*PROMPT*
Give every line from the entries that contains "Senam".

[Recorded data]
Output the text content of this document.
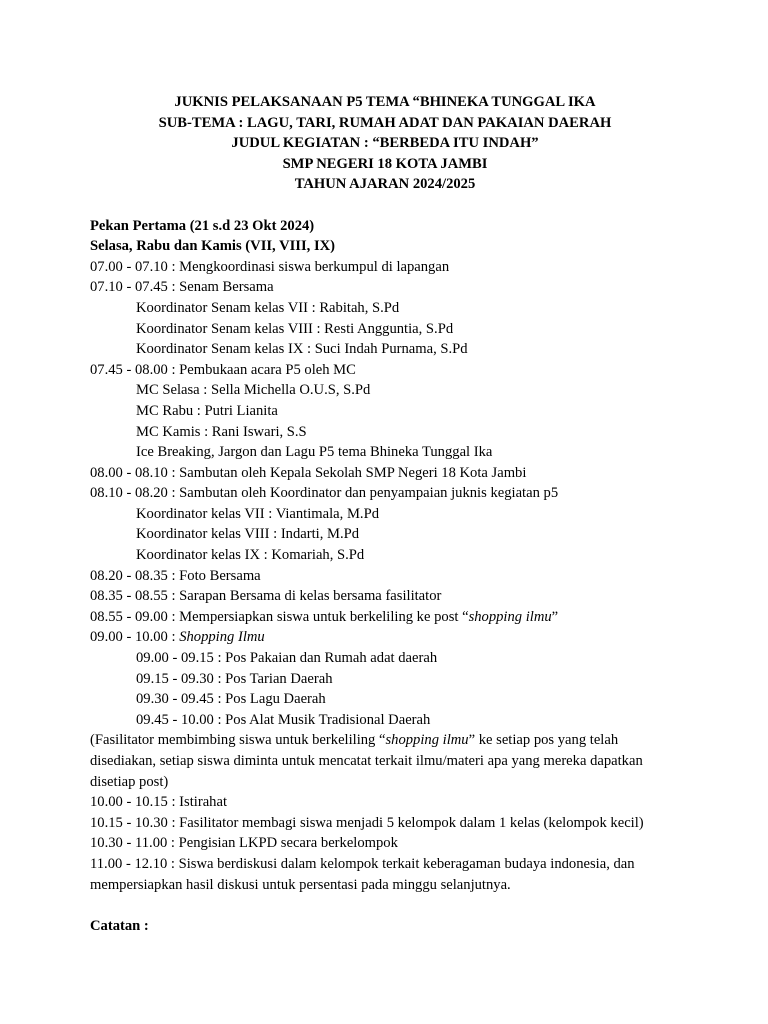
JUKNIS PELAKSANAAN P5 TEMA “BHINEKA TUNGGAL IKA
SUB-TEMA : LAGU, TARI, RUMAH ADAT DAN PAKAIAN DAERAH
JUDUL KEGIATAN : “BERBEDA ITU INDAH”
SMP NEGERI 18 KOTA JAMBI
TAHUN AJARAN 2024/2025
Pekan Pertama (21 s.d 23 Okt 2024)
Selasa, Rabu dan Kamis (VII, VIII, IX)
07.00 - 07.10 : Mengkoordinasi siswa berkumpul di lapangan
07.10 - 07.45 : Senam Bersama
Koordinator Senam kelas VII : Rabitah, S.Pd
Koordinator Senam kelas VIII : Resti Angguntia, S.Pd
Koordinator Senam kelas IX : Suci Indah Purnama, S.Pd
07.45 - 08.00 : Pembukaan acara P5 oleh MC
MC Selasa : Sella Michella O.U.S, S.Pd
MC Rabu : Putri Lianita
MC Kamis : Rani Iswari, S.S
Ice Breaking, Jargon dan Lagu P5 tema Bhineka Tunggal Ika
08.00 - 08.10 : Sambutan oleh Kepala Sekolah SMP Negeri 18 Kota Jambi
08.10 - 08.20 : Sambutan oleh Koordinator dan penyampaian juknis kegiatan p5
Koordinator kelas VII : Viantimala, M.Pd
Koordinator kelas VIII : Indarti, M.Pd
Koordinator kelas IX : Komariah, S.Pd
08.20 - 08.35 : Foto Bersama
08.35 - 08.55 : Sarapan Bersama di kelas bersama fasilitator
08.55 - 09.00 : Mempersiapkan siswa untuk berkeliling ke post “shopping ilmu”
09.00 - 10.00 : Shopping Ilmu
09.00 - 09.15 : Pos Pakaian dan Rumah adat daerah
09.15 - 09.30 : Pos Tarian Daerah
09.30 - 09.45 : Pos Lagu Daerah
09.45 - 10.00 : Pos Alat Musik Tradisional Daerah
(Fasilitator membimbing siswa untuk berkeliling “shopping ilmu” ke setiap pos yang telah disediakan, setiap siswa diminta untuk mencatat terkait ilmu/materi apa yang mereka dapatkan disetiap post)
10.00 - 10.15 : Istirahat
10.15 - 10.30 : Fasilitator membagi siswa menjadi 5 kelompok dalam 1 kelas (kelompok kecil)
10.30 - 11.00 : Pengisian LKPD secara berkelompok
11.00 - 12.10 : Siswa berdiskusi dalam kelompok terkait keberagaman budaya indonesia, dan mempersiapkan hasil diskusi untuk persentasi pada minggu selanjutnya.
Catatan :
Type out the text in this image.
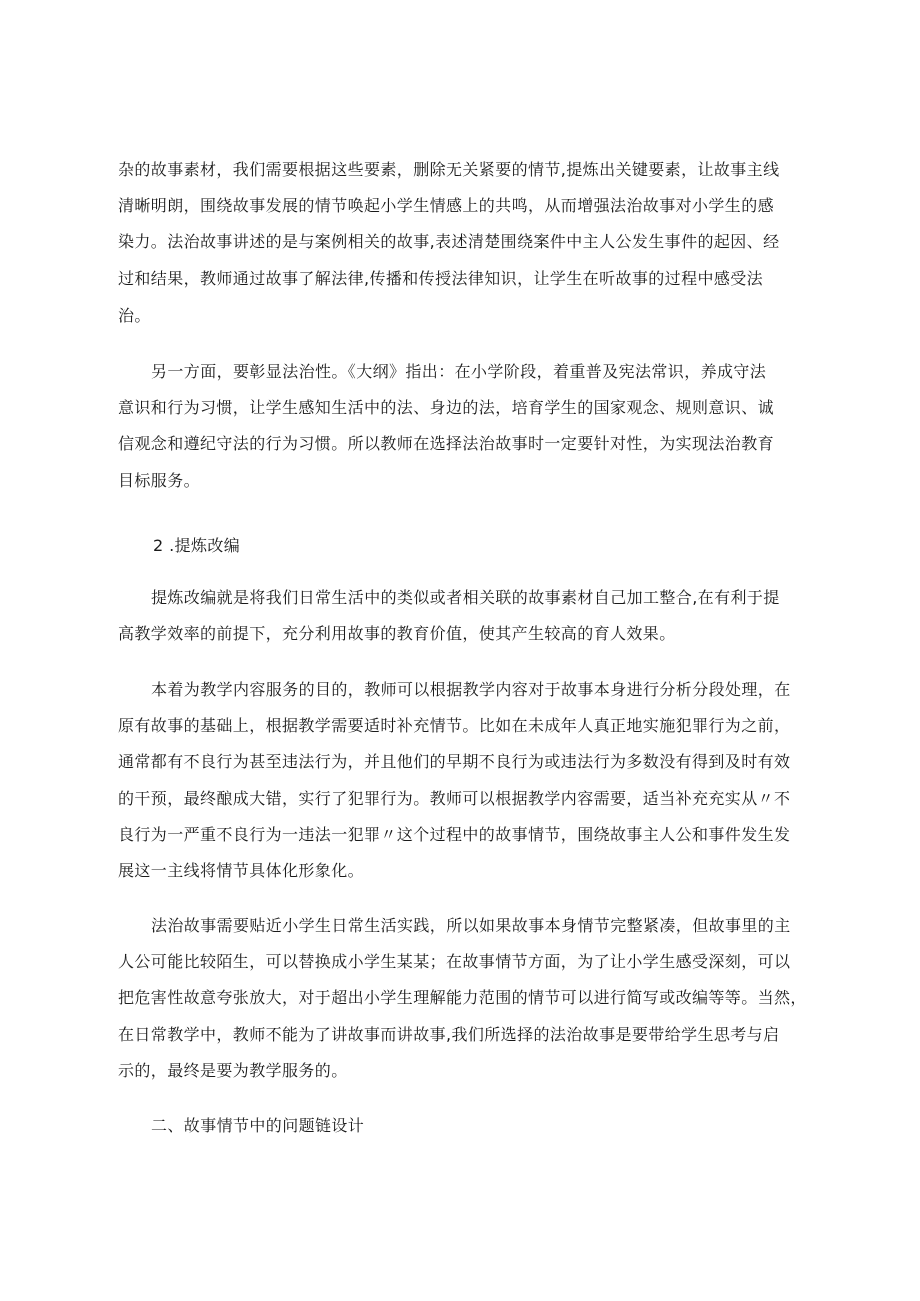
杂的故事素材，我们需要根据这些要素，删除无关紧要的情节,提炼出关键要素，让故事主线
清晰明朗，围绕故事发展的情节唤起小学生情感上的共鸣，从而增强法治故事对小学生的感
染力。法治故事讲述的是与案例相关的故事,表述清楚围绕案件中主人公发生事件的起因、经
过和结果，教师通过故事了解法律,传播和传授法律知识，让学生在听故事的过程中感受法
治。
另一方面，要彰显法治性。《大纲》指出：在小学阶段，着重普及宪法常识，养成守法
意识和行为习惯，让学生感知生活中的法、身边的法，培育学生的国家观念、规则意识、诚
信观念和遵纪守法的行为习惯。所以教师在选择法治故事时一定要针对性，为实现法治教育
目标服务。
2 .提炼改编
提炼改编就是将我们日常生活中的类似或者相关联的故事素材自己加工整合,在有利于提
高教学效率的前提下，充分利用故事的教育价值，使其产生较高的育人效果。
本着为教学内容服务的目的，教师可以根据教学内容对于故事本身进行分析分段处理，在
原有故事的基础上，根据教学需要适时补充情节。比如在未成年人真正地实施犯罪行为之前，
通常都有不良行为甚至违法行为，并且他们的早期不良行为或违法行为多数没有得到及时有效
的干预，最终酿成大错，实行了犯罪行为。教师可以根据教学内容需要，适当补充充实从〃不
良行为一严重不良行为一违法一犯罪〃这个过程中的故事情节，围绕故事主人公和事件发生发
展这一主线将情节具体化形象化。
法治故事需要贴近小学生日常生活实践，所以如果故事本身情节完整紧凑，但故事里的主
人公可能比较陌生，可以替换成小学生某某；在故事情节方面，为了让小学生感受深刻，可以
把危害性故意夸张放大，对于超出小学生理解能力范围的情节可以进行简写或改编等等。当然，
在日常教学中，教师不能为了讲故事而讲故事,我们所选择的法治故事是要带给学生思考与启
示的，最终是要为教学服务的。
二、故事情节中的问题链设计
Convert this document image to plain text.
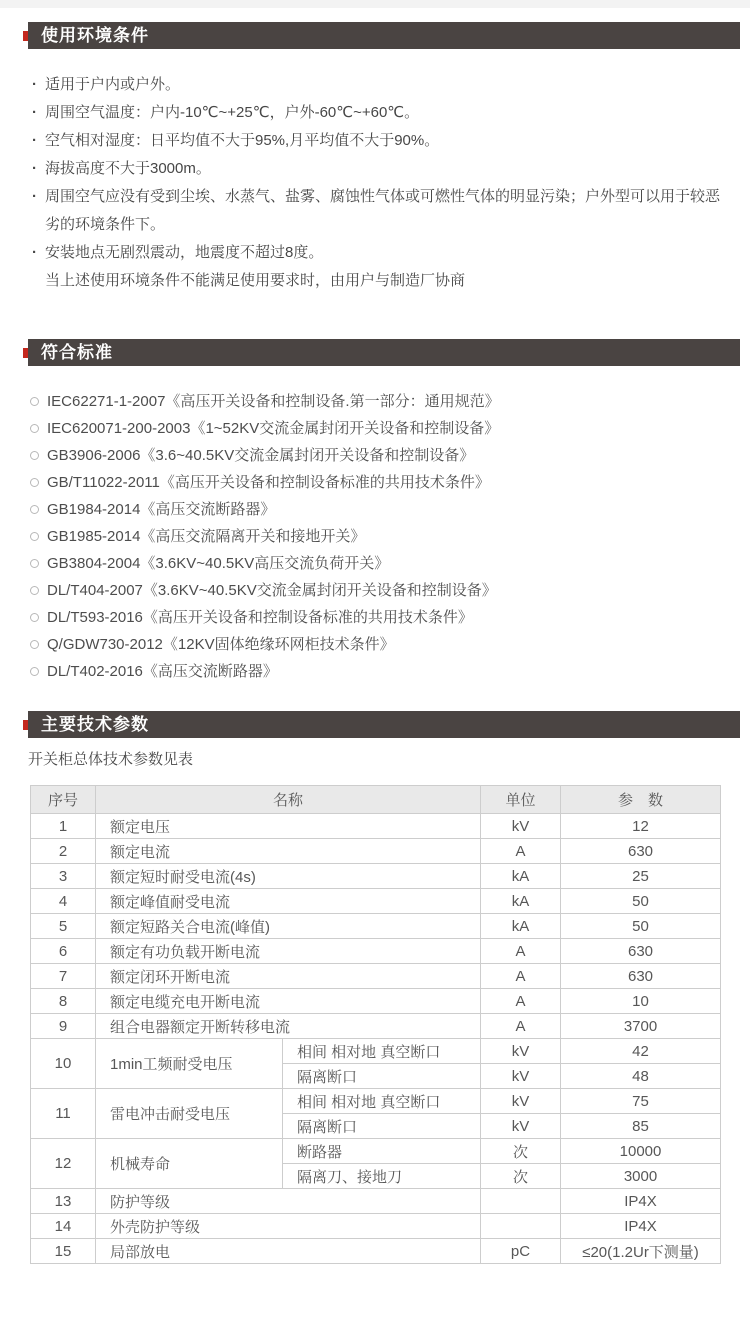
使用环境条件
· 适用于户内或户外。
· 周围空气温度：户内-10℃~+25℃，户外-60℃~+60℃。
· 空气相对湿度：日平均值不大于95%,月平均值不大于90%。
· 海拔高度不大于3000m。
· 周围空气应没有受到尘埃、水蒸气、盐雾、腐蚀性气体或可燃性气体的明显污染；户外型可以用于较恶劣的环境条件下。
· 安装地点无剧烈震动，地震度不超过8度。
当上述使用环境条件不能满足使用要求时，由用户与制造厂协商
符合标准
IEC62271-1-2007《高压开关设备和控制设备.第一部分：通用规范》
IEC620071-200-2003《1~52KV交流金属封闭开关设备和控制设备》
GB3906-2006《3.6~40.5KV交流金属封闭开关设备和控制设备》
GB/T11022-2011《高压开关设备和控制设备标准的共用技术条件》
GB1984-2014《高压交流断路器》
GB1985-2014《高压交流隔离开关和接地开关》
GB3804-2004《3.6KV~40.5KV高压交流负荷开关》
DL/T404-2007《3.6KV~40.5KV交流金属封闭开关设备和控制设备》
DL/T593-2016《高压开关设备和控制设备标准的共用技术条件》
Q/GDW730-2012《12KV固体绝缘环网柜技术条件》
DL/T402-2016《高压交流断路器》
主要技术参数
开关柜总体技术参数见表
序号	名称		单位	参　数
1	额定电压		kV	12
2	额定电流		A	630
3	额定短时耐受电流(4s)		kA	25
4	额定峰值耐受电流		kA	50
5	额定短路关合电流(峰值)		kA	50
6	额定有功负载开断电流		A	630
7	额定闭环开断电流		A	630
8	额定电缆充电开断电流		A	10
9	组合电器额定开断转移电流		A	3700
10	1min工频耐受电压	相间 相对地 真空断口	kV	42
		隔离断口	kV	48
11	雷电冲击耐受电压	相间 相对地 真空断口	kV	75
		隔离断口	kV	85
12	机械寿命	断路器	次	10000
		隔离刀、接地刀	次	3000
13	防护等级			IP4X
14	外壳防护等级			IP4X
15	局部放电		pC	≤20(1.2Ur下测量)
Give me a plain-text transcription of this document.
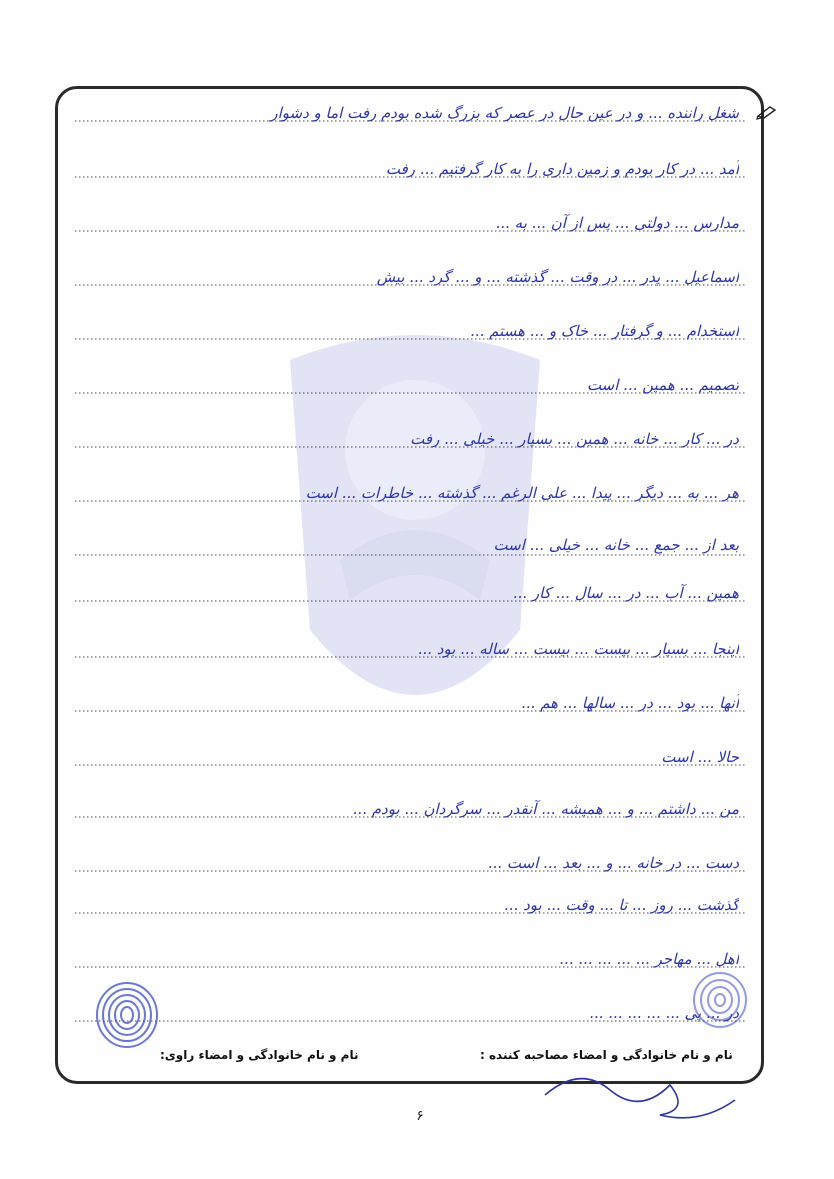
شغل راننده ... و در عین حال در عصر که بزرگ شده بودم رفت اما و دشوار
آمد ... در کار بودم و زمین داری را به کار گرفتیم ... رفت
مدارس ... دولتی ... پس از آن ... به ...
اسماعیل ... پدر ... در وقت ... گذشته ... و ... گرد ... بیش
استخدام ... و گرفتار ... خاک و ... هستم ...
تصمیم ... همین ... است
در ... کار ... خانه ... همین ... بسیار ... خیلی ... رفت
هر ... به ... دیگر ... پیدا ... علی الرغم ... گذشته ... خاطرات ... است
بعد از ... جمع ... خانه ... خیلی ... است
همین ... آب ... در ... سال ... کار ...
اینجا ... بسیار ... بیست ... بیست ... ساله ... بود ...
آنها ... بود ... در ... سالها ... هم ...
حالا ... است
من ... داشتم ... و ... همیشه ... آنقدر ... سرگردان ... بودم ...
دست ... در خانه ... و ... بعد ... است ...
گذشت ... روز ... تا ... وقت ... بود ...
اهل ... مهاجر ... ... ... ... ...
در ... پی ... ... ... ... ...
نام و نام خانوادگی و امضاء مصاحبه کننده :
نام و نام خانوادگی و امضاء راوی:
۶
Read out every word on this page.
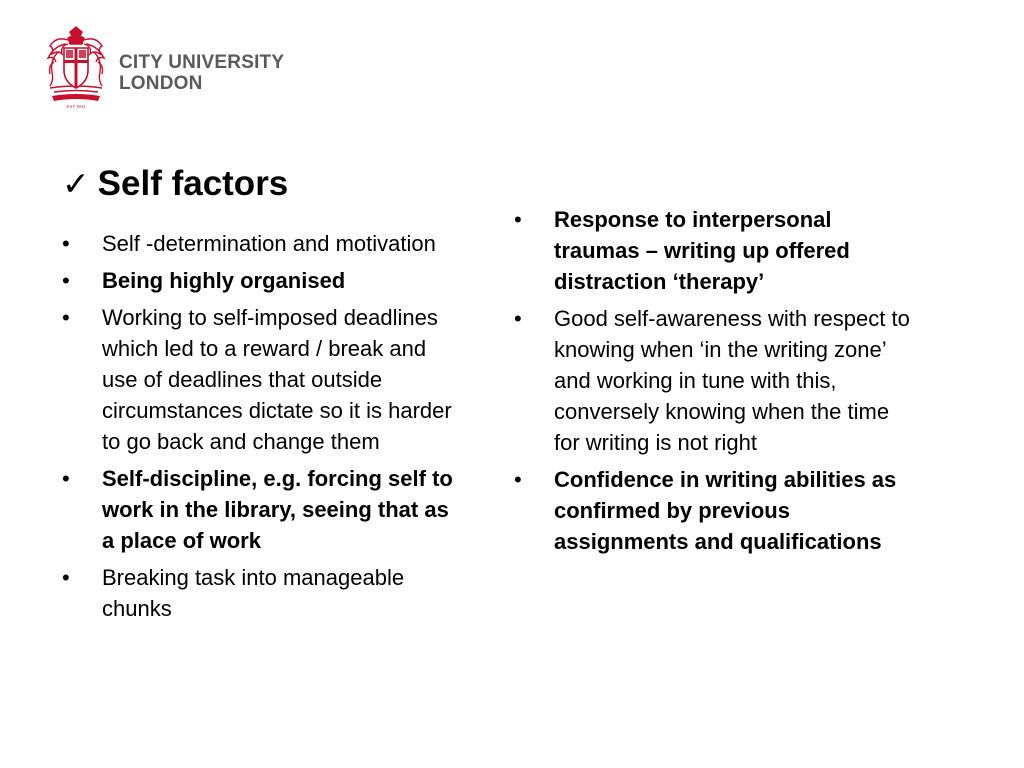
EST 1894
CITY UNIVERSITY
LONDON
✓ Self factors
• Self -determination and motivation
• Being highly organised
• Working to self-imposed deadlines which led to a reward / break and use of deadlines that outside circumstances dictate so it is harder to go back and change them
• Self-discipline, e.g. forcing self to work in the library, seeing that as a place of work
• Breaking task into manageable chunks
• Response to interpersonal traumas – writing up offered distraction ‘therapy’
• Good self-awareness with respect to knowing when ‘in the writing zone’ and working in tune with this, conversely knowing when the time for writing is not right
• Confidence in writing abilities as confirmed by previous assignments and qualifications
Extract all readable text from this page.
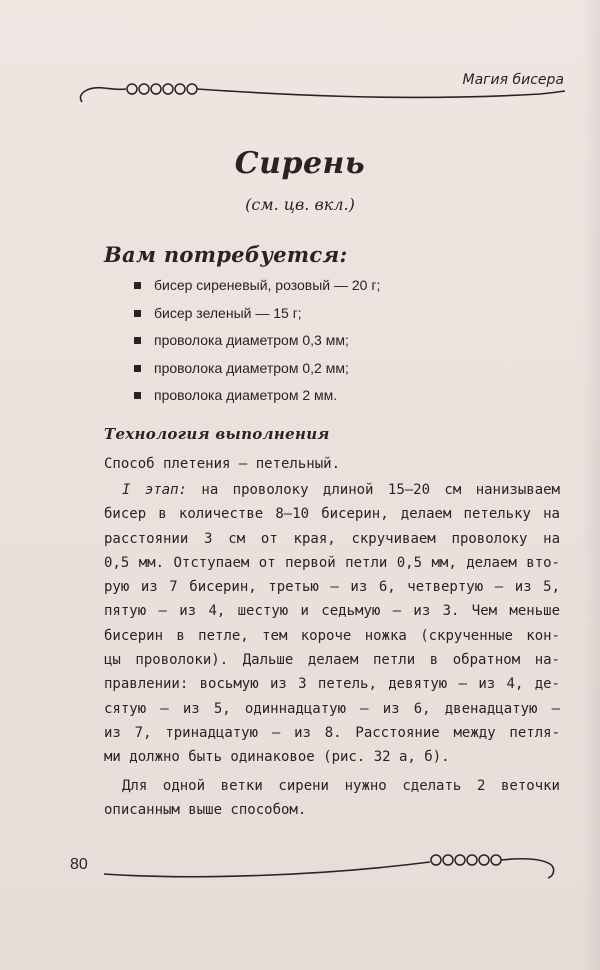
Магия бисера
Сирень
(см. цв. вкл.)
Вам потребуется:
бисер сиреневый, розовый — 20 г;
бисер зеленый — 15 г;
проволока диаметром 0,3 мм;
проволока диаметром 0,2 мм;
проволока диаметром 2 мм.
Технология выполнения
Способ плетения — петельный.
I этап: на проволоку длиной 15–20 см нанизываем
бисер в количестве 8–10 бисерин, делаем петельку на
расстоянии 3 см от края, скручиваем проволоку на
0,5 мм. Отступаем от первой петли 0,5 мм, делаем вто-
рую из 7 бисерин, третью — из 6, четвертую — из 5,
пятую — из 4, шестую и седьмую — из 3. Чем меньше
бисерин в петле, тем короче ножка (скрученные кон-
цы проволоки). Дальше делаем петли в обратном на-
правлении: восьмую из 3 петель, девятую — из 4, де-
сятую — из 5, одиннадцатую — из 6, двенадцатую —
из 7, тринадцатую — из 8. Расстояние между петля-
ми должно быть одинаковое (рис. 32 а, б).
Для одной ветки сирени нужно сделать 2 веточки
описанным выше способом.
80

*WRITTEN SOLUTION*
07.10 - 07.45 : Senam Bersama
Koordinator Senam kelas VII : Rabitah, S.Pd
Koordinator Senam kelas VIII : Resti Angguntia, S.Pd
Koordinator Senam kelas IX : Suci Indah Purnama, S.Pd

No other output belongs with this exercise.